● Aim
Sort through the data and copy the lines holding the word "JSON".
====== Information supplied
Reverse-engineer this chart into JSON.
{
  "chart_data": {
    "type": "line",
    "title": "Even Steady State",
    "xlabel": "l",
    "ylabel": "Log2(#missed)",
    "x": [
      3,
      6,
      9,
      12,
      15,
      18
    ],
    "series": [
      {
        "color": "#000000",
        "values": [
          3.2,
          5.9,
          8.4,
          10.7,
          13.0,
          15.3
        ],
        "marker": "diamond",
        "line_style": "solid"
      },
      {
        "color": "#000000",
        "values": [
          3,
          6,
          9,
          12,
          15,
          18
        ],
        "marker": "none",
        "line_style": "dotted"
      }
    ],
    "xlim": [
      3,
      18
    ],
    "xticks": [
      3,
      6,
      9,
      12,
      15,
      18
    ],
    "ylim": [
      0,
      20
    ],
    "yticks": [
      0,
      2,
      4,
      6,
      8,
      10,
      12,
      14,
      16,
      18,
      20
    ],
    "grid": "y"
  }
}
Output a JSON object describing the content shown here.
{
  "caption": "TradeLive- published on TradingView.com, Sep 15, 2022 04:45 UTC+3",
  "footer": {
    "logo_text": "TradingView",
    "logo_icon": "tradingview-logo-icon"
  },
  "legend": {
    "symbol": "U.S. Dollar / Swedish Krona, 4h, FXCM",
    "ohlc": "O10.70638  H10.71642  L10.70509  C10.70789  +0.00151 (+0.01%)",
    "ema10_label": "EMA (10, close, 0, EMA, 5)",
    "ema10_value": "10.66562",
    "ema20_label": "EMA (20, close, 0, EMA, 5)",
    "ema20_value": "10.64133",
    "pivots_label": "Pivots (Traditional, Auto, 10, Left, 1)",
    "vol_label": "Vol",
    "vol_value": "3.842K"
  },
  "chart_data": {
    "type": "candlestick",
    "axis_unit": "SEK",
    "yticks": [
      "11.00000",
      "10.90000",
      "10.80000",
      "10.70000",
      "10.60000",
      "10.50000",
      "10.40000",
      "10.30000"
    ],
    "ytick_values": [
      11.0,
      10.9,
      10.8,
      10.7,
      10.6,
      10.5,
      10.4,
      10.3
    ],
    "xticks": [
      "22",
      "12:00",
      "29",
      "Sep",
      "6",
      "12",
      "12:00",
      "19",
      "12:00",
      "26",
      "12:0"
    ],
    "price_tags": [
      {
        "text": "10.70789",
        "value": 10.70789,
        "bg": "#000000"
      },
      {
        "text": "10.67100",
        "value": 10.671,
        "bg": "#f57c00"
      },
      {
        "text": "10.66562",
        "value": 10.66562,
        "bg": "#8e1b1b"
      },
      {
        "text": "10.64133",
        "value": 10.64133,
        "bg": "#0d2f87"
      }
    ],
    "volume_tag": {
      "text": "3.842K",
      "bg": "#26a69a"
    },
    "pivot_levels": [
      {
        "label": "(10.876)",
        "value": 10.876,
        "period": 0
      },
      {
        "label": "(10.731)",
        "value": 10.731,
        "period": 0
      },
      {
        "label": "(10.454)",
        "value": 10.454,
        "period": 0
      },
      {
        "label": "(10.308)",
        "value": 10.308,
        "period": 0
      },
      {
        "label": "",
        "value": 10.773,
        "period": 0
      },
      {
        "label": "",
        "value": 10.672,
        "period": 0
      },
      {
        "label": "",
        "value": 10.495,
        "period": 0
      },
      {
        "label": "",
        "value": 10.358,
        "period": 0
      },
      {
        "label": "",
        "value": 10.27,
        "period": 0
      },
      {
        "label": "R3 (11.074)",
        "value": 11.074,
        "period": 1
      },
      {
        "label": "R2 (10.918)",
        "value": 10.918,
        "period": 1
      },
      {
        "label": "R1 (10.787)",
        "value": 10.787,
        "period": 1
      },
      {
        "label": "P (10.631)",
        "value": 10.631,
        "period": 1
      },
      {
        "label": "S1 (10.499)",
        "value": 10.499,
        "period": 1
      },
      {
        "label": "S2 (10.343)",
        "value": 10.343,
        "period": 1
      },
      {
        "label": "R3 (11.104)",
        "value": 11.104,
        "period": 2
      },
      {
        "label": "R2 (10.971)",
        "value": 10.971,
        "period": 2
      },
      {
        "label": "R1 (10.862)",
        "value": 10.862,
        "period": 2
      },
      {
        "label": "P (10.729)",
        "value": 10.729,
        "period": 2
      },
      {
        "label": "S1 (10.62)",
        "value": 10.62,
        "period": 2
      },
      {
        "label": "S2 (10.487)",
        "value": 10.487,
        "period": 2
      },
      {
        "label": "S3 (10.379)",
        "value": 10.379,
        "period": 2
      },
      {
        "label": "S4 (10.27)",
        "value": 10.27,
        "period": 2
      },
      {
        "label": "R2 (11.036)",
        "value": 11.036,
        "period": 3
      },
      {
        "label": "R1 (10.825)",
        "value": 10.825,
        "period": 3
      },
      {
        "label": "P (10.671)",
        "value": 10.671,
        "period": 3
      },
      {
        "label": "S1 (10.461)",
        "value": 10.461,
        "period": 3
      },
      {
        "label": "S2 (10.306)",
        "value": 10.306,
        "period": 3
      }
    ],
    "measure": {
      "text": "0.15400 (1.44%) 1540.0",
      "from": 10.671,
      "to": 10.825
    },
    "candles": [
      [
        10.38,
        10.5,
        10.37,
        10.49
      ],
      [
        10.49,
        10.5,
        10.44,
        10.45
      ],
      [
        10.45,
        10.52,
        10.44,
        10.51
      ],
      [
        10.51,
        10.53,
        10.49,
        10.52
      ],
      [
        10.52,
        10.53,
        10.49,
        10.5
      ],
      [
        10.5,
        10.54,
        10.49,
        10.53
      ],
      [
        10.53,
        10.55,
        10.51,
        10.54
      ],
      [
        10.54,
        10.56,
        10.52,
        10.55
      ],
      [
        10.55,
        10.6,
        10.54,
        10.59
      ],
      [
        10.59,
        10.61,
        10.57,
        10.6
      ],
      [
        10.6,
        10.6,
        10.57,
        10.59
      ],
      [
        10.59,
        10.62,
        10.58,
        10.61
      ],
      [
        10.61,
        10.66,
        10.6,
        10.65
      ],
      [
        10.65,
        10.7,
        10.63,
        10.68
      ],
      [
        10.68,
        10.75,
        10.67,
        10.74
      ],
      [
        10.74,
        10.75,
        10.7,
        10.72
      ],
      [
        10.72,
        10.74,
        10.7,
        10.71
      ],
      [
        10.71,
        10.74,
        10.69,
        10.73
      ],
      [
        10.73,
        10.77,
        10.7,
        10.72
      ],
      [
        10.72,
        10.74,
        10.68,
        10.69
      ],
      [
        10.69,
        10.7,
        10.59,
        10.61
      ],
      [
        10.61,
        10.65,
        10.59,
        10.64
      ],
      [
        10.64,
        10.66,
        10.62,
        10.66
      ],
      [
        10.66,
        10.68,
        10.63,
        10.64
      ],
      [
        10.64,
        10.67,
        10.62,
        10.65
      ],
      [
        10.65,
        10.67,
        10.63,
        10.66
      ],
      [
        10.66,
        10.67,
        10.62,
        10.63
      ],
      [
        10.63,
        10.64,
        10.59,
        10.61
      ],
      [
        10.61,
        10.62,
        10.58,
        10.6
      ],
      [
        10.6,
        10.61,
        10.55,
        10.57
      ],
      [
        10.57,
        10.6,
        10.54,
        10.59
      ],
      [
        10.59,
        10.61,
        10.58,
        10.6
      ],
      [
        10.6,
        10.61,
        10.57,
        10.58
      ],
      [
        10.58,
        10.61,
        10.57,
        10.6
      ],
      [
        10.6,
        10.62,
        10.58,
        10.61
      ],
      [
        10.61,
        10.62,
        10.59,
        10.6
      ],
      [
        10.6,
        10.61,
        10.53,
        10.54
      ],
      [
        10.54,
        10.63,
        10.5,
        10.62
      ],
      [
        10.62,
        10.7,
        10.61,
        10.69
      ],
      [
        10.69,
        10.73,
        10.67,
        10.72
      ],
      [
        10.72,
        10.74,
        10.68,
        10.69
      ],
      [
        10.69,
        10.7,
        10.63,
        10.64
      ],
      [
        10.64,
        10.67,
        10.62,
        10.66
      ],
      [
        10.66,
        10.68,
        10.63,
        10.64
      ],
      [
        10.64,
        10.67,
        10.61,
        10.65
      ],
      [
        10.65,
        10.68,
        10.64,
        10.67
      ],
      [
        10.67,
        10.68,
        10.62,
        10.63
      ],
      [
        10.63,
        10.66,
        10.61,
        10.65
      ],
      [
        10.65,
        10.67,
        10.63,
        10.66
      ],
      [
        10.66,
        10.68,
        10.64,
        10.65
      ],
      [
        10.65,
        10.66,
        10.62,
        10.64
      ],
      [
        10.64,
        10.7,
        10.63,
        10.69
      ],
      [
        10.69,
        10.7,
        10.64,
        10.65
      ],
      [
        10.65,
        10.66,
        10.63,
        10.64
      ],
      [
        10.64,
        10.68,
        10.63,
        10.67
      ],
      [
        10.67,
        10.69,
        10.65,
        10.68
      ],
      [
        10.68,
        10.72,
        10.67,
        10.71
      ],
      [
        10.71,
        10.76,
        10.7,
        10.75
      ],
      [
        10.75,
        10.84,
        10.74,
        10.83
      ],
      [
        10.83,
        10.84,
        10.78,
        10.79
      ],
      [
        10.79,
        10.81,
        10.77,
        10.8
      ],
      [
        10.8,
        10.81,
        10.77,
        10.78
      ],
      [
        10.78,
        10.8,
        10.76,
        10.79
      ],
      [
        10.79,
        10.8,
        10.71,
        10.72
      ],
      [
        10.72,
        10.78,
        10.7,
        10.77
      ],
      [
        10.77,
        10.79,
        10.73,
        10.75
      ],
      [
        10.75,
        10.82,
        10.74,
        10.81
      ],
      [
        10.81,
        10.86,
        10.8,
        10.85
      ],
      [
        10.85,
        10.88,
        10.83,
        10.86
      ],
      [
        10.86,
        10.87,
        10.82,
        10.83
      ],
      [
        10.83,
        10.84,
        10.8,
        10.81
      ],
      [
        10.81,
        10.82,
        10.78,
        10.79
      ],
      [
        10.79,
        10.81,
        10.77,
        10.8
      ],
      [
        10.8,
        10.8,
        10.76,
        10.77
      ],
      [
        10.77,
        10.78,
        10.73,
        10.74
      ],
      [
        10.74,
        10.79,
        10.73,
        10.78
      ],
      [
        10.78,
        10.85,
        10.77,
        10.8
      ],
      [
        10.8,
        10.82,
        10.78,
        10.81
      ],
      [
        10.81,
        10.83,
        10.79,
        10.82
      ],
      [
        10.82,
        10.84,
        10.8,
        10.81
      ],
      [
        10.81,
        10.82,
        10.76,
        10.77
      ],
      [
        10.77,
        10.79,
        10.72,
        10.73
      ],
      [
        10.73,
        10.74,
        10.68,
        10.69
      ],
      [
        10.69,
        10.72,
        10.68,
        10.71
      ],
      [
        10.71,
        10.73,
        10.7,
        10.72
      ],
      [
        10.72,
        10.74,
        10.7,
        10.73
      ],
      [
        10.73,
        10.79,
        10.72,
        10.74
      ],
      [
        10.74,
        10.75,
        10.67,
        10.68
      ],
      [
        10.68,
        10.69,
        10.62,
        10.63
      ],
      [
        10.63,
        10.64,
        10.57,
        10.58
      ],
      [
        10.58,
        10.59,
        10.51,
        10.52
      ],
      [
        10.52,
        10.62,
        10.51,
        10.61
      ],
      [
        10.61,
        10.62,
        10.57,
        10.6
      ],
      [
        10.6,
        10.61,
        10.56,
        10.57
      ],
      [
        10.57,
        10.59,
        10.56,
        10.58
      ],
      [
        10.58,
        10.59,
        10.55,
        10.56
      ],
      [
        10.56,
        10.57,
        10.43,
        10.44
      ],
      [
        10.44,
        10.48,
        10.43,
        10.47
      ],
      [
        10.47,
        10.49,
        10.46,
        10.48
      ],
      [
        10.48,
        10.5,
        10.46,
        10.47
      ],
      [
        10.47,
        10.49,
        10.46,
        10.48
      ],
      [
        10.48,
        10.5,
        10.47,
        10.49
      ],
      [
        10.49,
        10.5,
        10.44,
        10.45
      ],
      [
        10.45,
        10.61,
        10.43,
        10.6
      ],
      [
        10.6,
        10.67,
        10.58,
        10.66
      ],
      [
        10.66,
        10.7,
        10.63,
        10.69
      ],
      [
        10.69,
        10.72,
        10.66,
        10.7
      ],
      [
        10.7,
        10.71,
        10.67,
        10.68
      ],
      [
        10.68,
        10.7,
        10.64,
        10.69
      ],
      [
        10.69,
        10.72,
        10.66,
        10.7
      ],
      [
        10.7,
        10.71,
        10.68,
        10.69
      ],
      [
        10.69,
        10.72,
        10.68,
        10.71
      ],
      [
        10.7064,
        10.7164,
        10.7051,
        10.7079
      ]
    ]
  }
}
============
● Correct answer
Reverse-engineer this chart into JSON.
Output a JSON object describing the content shown here.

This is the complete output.